--- start of Supplied records ---

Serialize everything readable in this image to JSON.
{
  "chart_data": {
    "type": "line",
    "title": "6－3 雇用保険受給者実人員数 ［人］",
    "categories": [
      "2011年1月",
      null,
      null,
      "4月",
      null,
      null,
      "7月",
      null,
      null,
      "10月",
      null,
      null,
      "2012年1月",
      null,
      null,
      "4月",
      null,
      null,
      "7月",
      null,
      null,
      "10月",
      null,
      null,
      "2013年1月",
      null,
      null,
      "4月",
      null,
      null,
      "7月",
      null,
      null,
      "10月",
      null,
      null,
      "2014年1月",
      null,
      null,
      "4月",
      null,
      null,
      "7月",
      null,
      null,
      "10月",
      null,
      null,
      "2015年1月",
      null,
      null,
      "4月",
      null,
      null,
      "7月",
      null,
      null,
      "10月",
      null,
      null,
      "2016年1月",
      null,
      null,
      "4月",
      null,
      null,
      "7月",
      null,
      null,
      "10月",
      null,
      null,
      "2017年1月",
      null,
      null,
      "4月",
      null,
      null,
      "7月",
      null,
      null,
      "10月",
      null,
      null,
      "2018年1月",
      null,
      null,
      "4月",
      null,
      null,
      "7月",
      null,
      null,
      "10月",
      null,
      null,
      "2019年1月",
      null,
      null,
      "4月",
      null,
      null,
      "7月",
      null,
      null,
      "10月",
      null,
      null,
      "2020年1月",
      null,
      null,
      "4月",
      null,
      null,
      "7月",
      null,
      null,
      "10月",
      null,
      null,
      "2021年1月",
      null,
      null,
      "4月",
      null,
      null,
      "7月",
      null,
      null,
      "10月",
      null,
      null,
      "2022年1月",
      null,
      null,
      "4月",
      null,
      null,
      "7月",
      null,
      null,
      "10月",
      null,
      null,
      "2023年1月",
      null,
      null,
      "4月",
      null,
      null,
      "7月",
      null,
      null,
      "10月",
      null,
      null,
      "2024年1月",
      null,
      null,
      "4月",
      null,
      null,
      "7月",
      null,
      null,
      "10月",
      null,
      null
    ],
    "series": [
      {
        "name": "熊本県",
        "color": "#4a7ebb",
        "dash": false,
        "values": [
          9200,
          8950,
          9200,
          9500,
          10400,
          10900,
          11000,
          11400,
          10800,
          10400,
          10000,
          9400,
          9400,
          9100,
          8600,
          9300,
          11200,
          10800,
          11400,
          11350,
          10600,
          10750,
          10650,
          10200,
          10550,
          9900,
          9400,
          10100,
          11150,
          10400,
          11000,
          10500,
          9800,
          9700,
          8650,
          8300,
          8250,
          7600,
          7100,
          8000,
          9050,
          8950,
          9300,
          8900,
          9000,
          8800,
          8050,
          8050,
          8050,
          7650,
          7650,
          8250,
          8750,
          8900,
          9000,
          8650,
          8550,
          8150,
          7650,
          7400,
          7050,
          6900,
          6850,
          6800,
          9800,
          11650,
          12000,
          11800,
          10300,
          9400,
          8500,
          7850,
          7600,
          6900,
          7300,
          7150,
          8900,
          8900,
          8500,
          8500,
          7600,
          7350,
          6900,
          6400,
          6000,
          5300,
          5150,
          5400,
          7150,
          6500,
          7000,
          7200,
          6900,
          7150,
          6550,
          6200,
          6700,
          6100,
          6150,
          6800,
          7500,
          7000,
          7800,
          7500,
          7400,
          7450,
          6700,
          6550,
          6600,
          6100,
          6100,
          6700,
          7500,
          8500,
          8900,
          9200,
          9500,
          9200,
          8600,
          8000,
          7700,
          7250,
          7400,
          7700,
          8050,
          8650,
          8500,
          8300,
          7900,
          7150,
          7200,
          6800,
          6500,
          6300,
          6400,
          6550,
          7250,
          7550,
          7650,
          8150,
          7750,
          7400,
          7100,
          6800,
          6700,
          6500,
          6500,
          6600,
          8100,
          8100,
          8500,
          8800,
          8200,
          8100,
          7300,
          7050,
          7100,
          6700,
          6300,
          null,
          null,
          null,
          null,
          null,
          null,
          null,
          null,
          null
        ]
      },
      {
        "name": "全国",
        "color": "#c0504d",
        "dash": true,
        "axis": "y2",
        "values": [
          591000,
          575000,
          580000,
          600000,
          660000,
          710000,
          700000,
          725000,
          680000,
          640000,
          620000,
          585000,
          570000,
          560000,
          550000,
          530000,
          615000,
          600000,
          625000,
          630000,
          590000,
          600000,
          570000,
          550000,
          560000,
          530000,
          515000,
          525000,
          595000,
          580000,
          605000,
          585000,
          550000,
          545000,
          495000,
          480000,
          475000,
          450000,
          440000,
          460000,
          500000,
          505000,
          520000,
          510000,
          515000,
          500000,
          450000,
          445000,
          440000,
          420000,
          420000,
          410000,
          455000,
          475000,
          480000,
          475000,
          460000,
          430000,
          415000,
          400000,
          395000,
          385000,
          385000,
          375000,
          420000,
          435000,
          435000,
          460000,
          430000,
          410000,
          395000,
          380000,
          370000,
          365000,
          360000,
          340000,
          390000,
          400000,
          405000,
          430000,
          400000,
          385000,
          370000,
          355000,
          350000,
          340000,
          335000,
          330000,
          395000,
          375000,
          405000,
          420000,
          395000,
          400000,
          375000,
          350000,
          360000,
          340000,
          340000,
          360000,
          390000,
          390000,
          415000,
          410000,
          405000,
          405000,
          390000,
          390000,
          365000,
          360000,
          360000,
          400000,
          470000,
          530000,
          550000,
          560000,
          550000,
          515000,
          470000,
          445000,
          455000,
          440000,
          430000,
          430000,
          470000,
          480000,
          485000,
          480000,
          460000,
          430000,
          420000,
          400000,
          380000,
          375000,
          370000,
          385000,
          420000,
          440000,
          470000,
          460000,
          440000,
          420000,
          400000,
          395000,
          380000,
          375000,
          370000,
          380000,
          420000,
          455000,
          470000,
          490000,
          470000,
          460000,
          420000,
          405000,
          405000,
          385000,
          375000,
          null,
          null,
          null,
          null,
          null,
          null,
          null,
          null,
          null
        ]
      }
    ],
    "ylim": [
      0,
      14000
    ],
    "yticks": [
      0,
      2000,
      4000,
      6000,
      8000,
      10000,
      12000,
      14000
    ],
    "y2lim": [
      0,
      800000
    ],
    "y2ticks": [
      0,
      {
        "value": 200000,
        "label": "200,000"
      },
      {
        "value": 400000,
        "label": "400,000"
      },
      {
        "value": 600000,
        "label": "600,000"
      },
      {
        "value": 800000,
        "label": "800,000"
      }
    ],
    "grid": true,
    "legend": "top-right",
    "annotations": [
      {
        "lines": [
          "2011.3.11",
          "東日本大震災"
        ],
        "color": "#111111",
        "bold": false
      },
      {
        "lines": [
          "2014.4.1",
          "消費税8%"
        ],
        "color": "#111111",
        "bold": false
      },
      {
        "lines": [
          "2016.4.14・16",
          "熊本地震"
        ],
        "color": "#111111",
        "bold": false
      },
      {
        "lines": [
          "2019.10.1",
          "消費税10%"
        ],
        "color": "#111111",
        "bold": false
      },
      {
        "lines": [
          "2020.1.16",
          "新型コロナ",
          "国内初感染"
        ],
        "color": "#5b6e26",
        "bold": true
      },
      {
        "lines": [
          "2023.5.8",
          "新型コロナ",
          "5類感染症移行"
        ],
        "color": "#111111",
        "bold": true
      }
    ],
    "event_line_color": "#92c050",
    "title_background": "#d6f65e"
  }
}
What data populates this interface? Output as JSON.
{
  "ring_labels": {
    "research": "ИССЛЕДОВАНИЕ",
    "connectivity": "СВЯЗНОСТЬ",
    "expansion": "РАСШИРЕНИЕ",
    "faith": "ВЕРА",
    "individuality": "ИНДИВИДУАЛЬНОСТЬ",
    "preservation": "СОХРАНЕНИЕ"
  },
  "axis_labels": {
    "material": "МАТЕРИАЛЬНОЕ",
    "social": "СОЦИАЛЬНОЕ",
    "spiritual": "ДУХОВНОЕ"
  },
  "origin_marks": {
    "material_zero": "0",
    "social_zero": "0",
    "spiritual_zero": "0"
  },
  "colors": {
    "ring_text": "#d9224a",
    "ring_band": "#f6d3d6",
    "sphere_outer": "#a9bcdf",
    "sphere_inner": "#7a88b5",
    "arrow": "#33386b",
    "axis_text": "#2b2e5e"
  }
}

--- end of Supplied records ---

Reproduce, word for word, every line starting at the line that contains "What data populates" and ending with the final line of the entries.

> **Output of the exercise**
What data populates this interface? Output as JSON.
{
  "ring_labels": {
    "research": "ИССЛЕДОВАНИЕ",
    "connectivity": "СВЯЗНОСТЬ",
    "expansion": "РАСШИРЕНИЕ",
    "faith": "ВЕРА",
    "individuality": "ИНДИВИДУАЛЬНОСТЬ",
    "preservation": "СОХРАНЕНИЕ"
  },
  "axis_labels": {
    "material": "МАТЕРИАЛЬНОЕ",
    "social": "СОЦИАЛЬНОЕ",
    "spiritual": "ДУХОВНОЕ"
  },
  "origin_marks": {
    "material_zero": "0",
    "social_zero": "0",
    "spiritual_zero": "0"
  },
  "colors": {
    "ring_text": "#d9224a",
    "ring_band": "#f6d3d6",
    "sphere_outer": "#a9bcdf",
    "sphere_inner": "#7a88b5",
    "arrow": "#33386b",
    "axis_text": "#2b2e5e"
  }
}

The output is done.